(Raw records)
◆ ◆ ◆ ◆ ◆

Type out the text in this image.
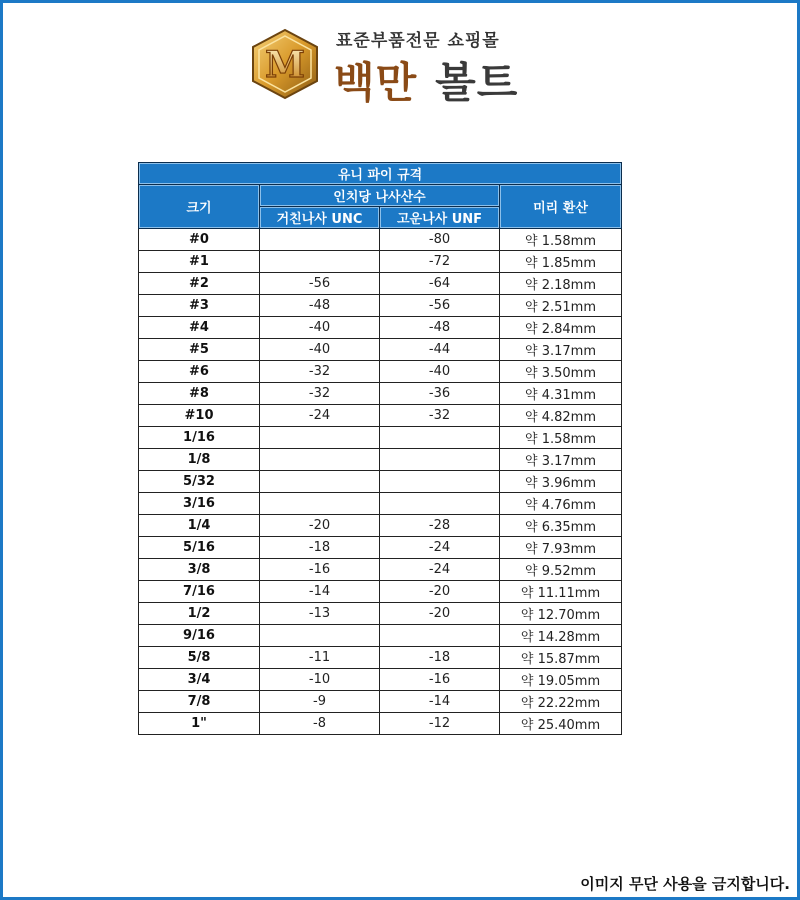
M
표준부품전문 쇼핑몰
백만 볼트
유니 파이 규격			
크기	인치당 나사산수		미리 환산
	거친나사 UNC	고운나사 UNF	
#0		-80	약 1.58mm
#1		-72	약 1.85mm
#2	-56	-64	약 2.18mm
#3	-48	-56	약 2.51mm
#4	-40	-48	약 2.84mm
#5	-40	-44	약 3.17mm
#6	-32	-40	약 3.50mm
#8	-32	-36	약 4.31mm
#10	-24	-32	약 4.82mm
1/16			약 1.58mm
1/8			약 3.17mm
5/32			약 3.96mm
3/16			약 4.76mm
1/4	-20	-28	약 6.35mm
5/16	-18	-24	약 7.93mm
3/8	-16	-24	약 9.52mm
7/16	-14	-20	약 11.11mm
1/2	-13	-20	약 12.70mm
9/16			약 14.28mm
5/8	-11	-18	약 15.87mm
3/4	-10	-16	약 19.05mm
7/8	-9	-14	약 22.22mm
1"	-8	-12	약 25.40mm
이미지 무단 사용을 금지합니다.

◆ ◆ ◆ ◆ ◆

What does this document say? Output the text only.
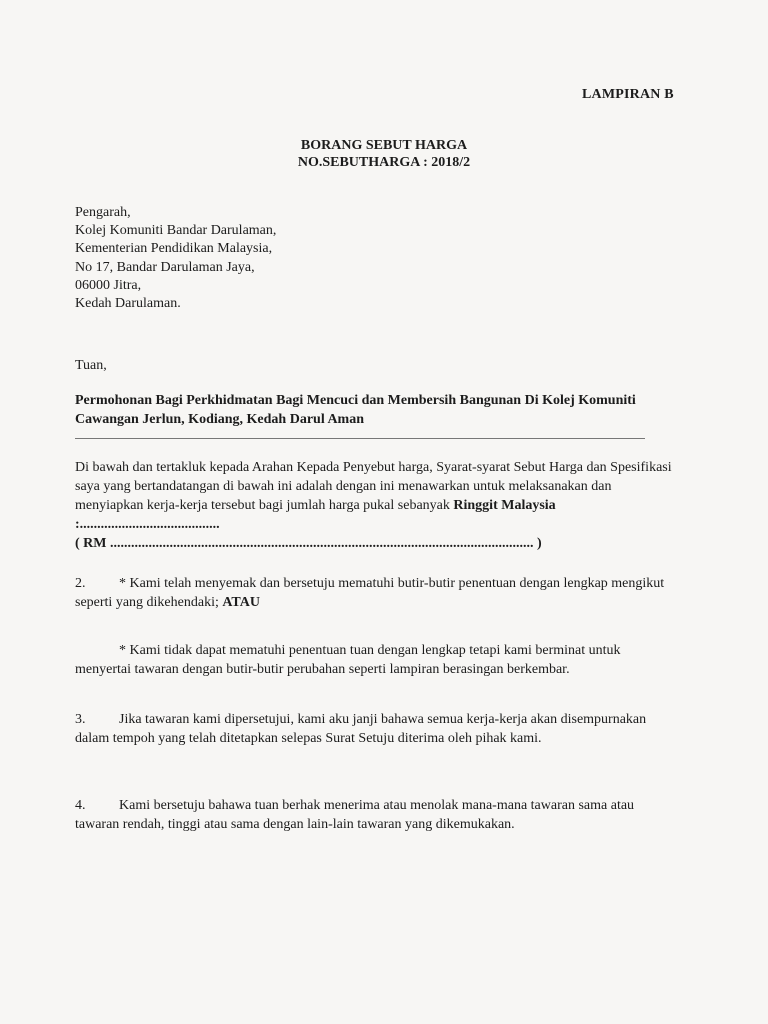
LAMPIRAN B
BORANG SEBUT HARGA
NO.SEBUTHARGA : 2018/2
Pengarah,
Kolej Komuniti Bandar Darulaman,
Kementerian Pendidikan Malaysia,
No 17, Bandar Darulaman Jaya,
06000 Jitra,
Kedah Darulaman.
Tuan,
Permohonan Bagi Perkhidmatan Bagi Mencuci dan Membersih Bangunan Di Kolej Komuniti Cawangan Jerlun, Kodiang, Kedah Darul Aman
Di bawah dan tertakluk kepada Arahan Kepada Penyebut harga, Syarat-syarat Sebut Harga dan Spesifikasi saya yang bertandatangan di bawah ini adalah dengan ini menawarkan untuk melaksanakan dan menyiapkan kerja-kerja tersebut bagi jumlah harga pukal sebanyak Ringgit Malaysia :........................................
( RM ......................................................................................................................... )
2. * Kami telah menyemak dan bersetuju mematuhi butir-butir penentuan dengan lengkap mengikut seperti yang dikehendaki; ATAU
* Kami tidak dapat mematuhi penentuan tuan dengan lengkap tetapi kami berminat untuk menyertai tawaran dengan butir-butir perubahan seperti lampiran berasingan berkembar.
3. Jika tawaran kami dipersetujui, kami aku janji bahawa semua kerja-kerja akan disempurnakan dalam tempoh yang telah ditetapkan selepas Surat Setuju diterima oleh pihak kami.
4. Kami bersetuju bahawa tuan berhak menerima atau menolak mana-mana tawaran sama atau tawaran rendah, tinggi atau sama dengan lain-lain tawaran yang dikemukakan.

◆ ◆ ◆ ◆ ◆

_REQUIRED WORK_:
Gather each line from the listing above that holds "penentuan".

_TASK ANSWER_:
2. * Kami telah menyemak dan bersetuju mematuhi butir-butir penentuan dengan lengkap mengikut seperti yang dikehendaki; ATAU
* Kami tidak dapat mematuhi penentuan tuan dengan lengkap tetapi kami berminat untuk menyertai tawaran dengan butir-butir perubahan seperti lampiran berasingan berkembar.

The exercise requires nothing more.